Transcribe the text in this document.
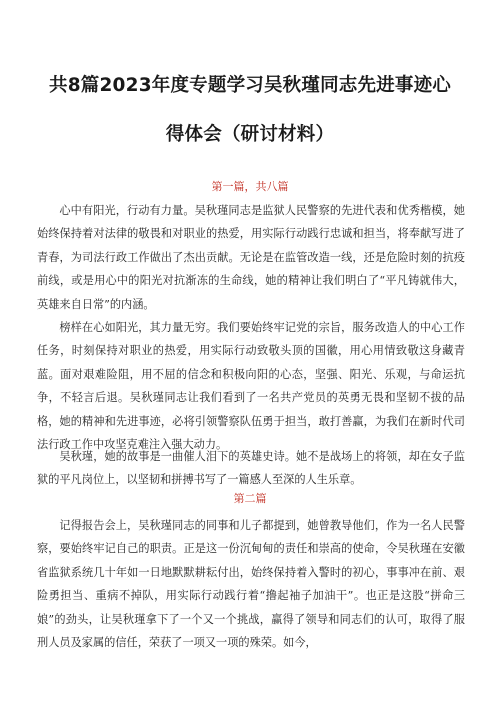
共8篇2023年度专题学习吴秋瑾同志先进事迹心
得体会（研讨材料）
第一篇，共八篇

心中有阳光，行动有力量。吴秋瑾同志是监狱人民警察的先进代表和优秀楷模，她始终保持着对法律的敬畏和对职业的热爱，用实际行动践行忠诚和担当，将奉献写进了青春，为司法行政工作做出了杰出贡献。无论是在监管改造一线，还是危险时刻的抗疫前线，或是用心中的阳光对抗渐冻的生命线，她的精神让我们明白了“平凡铸就伟大，英雄来自日常”的内涵。

榜样在心如阳光，其力量无穷。我们要始终牢记党的宗旨，服务改造人的中心工作任务，时刻保持对职业的热爱，用实际行动致敬头顶的国徽，用心用情致敬这身藏青蓝。面对艰难险阻，用不屈的信念和积极向阳的心态，坚强、阳光、乐观，与命运抗争，不轻言后退。吴秋瑾同志让我们看到了一名共产党员的英勇无畏和坚韧不拔的品格，她的精神和先进事迹，必将引领警察队伍勇于担当，敢打善赢，为我们在新时代司法行政工作中攻坚克难注入强大动力。

吴秋瑾，她的故事是一曲催人泪下的英雄史诗。她不是战场上的将领，却在女子监狱的平凡岗位上，以坚韧和拼搏书写了一篇感人至深的人生乐章。

第二篇

记得报告会上，吴秋瑾同志的同事和儿子都提到，她曾教导他们，作为一名人民警察，要始终牢记自己的职责。正是这一份沉甸甸的责任和崇高的使命，令吴秋瑾在安徽省监狱系统几十年如一日地默默耕耘付出，始终保持着入警时的初心，事事冲在前、艰险勇担当、重病不掉队，用实际行动践行着“撸起袖子加油干”。也正是这股“拼命三娘”的劲头，让吴秋瑾拿下了一个又一个挑战，赢得了领导和同志们的认可，取得了服刑人员及家属的信任，荣获了一项又一项的殊荣。如今，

········

▸ Problem
Set down all the data again exactly as above, pictures excluded.

▸ Solution for this problem
Transcribe the text in this document.
共8篇2023年度专题学习吴秋瑾同志先进事迹心
得体会（研讨材料）
第一篇，共八篇

心中有阳光，行动有力量。吴秋瑾同志是监狱人民警察的先进代表和优秀楷模，她始终保持着对法律的敬畏和对职业的热爱，用实际行动践行忠诚和担当，将奉献写进了青春，为司法行政工作做出了杰出贡献。无论是在监管改造一线，还是危险时刻的抗疫前线，或是用心中的阳光对抗渐冻的生命线，她的精神让我们明白了“平凡铸就伟大，英雄来自日常”的内涵。

榜样在心如阳光，其力量无穷。我们要始终牢记党的宗旨，服务改造人的中心工作任务，时刻保持对职业的热爱，用实际行动致敬头顶的国徽，用心用情致敬这身藏青蓝。面对艰难险阻，用不屈的信念和积极向阳的心态，坚强、阳光、乐观，与命运抗争，不轻言后退。吴秋瑾同志让我们看到了一名共产党员的英勇无畏和坚韧不拔的品格，她的精神和先进事迹，必将引领警察队伍勇于担当，敢打善赢，为我们在新时代司法行政工作中攻坚克难注入强大动力。

吴秋瑾，她的故事是一曲催人泪下的英雄史诗。她不是战场上的将领，却在女子监狱的平凡岗位上，以坚韧和拼搏书写了一篇感人至深的人生乐章。

第二篇

记得报告会上，吴秋瑾同志的同事和儿子都提到，她曾教导他们，作为一名人民警察，要始终牢记自己的职责。正是这一份沉甸甸的责任和崇高的使命，令吴秋瑾在安徽省监狱系统几十年如一日地默默耕耘付出，始终保持着入警时的初心，事事冲在前、艰险勇担当、重病不掉队，用实际行动践行着“撸起袖子加油干”。也正是这股“拼命三娘”的劲头，让吴秋瑾拿下了一个又一个挑战，赢得了领导和同志们的认可，取得了服刑人员及家属的信任，荣获了一项又一项的殊荣。如今，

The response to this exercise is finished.